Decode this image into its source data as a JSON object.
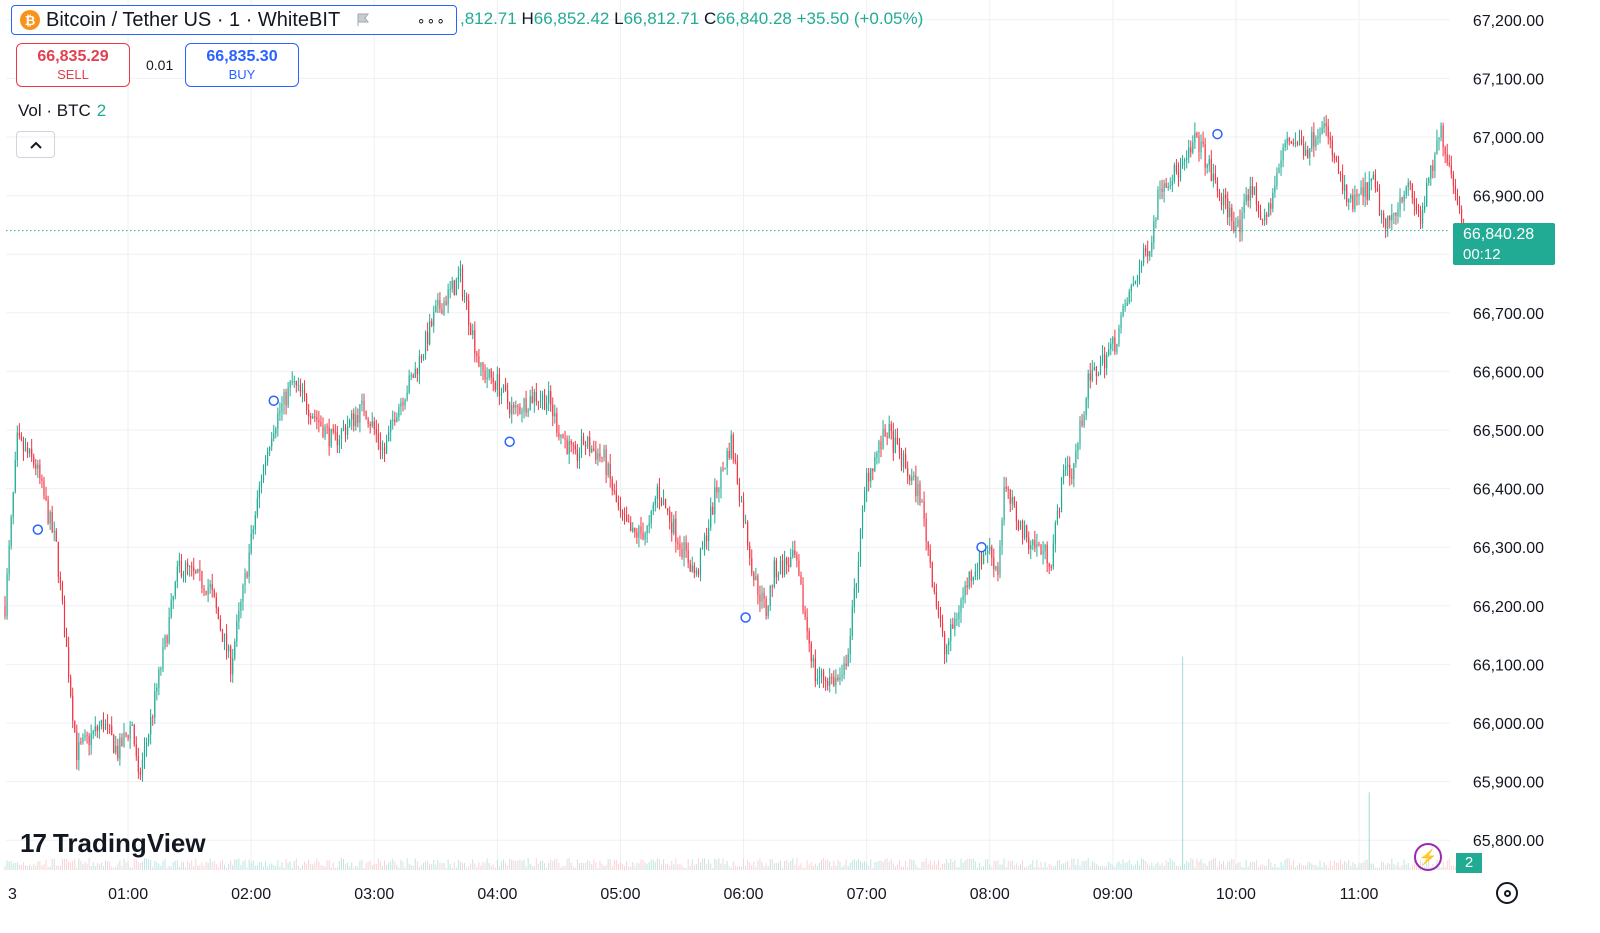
{
  "header": {
    "coin_letter": "₿",
    "symbol_title": "Bitcoin / Tether US · 1 · WhiteBIT",
    "more_label": "∘∘∘"
  },
  "ohlc": {
    "o_value": ",812.71",
    "h_key": "H",
    "h_value": "66,852.42",
    "l_key": "L",
    "l_value": "66,812.71",
    "c_key": "C",
    "c_value": "66,840.28",
    "change": "+35.50 (+0.05%)"
  },
  "trade": {
    "sell_price": "66,835.29",
    "sell_label": "SELL",
    "spread": "0.01",
    "buy_price": "66,835.30",
    "buy_label": "BUY"
  },
  "volume_legend": {
    "label": "Vol · BTC",
    "value": "2"
  },
  "logo": {
    "mark": "17",
    "text": "TradingView"
  },
  "last_price": {
    "price": "66,840.28",
    "countdown": "00:12"
  },
  "volume_tag": "2",
  "bolt_icon": "⚡",
  "colors": {
    "up": "#22ab94",
    "down": "#f23645",
    "grid": "#eef0f3",
    "accent": "#2962ff"
  },
  "chart_data": {
    "type": "candlestick",
    "x_tick_labels": [
      "3",
      "01:00",
      "02:00",
      "03:00",
      "04:00",
      "05:00",
      "06:00",
      "07:00",
      "08:00",
      "09:00",
      "10:00",
      "11:00"
    ],
    "x_tick_minutes": [
      0,
      60,
      120,
      180,
      240,
      300,
      360,
      420,
      480,
      540,
      600,
      660
    ],
    "y_tick_values": [
      65800,
      65900,
      66000,
      66100,
      66200,
      66300,
      66400,
      66500,
      66600,
      66700,
      66800,
      66900,
      67000,
      67100,
      67200
    ],
    "y_tick_labels": [
      "65,800.00",
      "65,900.00",
      "66,000.00",
      "66,100.00",
      "66,200.00",
      "66,300.00",
      "66,400.00",
      "66,500.00",
      "66,600.00",
      "66,700.00",
      "66,800.00",
      "66,900.00",
      "67,000.00",
      "67,100.00",
      "67,200.00"
    ],
    "ylim": [
      65750,
      67235
    ],
    "xlim_minutes": [
      0,
      715
    ],
    "last_price": 66840.28,
    "path_minutes": [
      0,
      6,
      15,
      25,
      35,
      48,
      55,
      62,
      65,
      72,
      85,
      100,
      110,
      115,
      125,
      130,
      140,
      148,
      160,
      175,
      185,
      190,
      200,
      210,
      222,
      232,
      240,
      248,
      258,
      265,
      270,
      278,
      282,
      292,
      300,
      306,
      314,
      318,
      330,
      337,
      347,
      354,
      365,
      371,
      375,
      385,
      395,
      408,
      412,
      420,
      430,
      441,
      446,
      452,
      458,
      470,
      479,
      484,
      487,
      497,
      510,
      517,
      520,
      528,
      541,
      547,
      559,
      563,
      575,
      581,
      592,
      602,
      607,
      614,
      625,
      635,
      642,
      655,
      667,
      673,
      683,
      690,
      700,
      708,
      710
    ],
    "path_prices": [
      66200,
      66480,
      66440,
      66300,
      65950,
      66000,
      65950,
      66000,
      65900,
      66020,
      66270,
      66230,
      66100,
      66200,
      66420,
      66500,
      66580,
      66540,
      66480,
      66540,
      66460,
      66530,
      66600,
      66700,
      66760,
      66600,
      66580,
      66530,
      66560,
      66550,
      66500,
      66450,
      66480,
      66450,
      66350,
      66320,
      66330,
      66400,
      66300,
      66250,
      66400,
      66480,
      66250,
      66190,
      66260,
      66280,
      66080,
      66070,
      66150,
      66420,
      66500,
      66420,
      66390,
      66250,
      66120,
      66250,
      66300,
      66260,
      66400,
      66320,
      66280,
      66450,
      66420,
      66580,
      66650,
      66720,
      66830,
      66920,
      66950,
      67000,
      66900,
      66840,
      66920,
      66850,
      67000,
      66980,
      67030,
      66880,
      66920,
      66840,
      66920,
      66860,
      67010,
      66900,
      66840
    ],
    "markers": [
      {
        "minute": 16,
        "price": 66330
      },
      {
        "minute": 131,
        "price": 66550
      },
      {
        "minute": 246,
        "price": 66480
      },
      {
        "minute": 361,
        "price": 66180
      },
      {
        "minute": 476,
        "price": 66300
      },
      {
        "minute": 591,
        "price": 67005
      }
    ],
    "volume_spikes": [
      {
        "minute": 574,
        "value": 2.2
      },
      {
        "minute": 665,
        "value": 0.8
      }
    ]
  }
}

────────

## WORK TO BE COMPLETED
Keep the pictures out and write out the records exactly.

## FULL OUTPUT
Decode this image into its source data as a JSON object.
{
  "header": {
    "coin_letter": "₿",
    "symbol_title": "Bitcoin / Tether US · 1 · WhiteBIT",
    "more_label": "∘∘∘"
  },
  "ohlc": {
    "o_value": ",812.71",
    "h_key": "H",
    "h_value": "66,852.42",
    "l_key": "L",
    "l_value": "66,812.71",
    "c_key": "C",
    "c_value": "66,840.28",
    "change": "+35.50 (+0.05%)"
  },
  "trade": {
    "sell_price": "66,835.29",
    "sell_label": "SELL",
    "spread": "0.01",
    "buy_price": "66,835.30",
    "buy_label": "BUY"
  },
  "volume_legend": {
    "label": "Vol · BTC",
    "value": "2"
  },
  "logo": {
    "mark": "17",
    "text": "TradingView"
  },
  "last_price": {
    "price": "66,840.28",
    "countdown": "00:12"
  },
  "volume_tag": "2",
  "bolt_icon": "⚡",
  "colors": {
    "up": "#22ab94",
    "down": "#f23645",
    "grid": "#eef0f3",
    "accent": "#2962ff"
  },
  "chart_data": {
    "type": "candlestick",
    "x_tick_labels": [
      "3",
      "01:00",
      "02:00",
      "03:00",
      "04:00",
      "05:00",
      "06:00",
      "07:00",
      "08:00",
      "09:00",
      "10:00",
      "11:00"
    ],
    "x_tick_minutes": [
      0,
      60,
      120,
      180,
      240,
      300,
      360,
      420,
      480,
      540,
      600,
      660
    ],
    "y_tick_values": [
      65800,
      65900,
      66000,
      66100,
      66200,
      66300,
      66400,
      66500,
      66600,
      66700,
      66800,
      66900,
      67000,
      67100,
      67200
    ],
    "y_tick_labels": [
      "65,800.00",
      "65,900.00",
      "66,000.00",
      "66,100.00",
      "66,200.00",
      "66,300.00",
      "66,400.00",
      "66,500.00",
      "66,600.00",
      "66,700.00",
      "66,800.00",
      "66,900.00",
      "67,000.00",
      "67,100.00",
      "67,200.00"
    ],
    "ylim": [
      65750,
      67235
    ],
    "xlim_minutes": [
      0,
      715
    ],
    "last_price": 66840.28,
    "path_minutes": [
      0,
      6,
      15,
      25,
      35,
      48,
      55,
      62,
      65,
      72,
      85,
      100,
      110,
      115,
      125,
      130,
      140,
      148,
      160,
      175,
      185,
      190,
      200,
      210,
      222,
      232,
      240,
      248,
      258,
      265,
      270,
      278,
      282,
      292,
      300,
      306,
      314,
      318,
      330,
      337,
      347,
      354,
      365,
      371,
      375,
      385,
      395,
      408,
      412,
      420,
      430,
      441,
      446,
      452,
      458,
      470,
      479,
      484,
      487,
      497,
      510,
      517,
      520,
      528,
      541,
      547,
      559,
      563,
      575,
      581,
      592,
      602,
      607,
      614,
      625,
      635,
      642,
      655,
      667,
      673,
      683,
      690,
      700,
      708,
      710
    ],
    "path_prices": [
      66200,
      66480,
      66440,
      66300,
      65950,
      66000,
      65950,
      66000,
      65900,
      66020,
      66270,
      66230,
      66100,
      66200,
      66420,
      66500,
      66580,
      66540,
      66480,
      66540,
      66460,
      66530,
      66600,
      66700,
      66760,
      66600,
      66580,
      66530,
      66560,
      66550,
      66500,
      66450,
      66480,
      66450,
      66350,
      66320,
      66330,
      66400,
      66300,
      66250,
      66400,
      66480,
      66250,
      66190,
      66260,
      66280,
      66080,
      66070,
      66150,
      66420,
      66500,
      66420,
      66390,
      66250,
      66120,
      66250,
      66300,
      66260,
      66400,
      66320,
      66280,
      66450,
      66420,
      66580,
      66650,
      66720,
      66830,
      66920,
      66950,
      67000,
      66900,
      66840,
      66920,
      66850,
      67000,
      66980,
      67030,
      66880,
      66920,
      66840,
      66920,
      66860,
      67010,
      66900,
      66840
    ],
    "markers": [
      {
        "minute": 16,
        "price": 66330
      },
      {
        "minute": 131,
        "price": 66550
      },
      {
        "minute": 246,
        "price": 66480
      },
      {
        "minute": 361,
        "price": 66180
      },
      {
        "minute": 476,
        "price": 66300
      },
      {
        "minute": 591,
        "price": 67005
      }
    ],
    "volume_spikes": [
      {
        "minute": 574,
        "value": 2.2
      },
      {
        "minute": 665,
        "value": 0.8
      }
    ]
  }
}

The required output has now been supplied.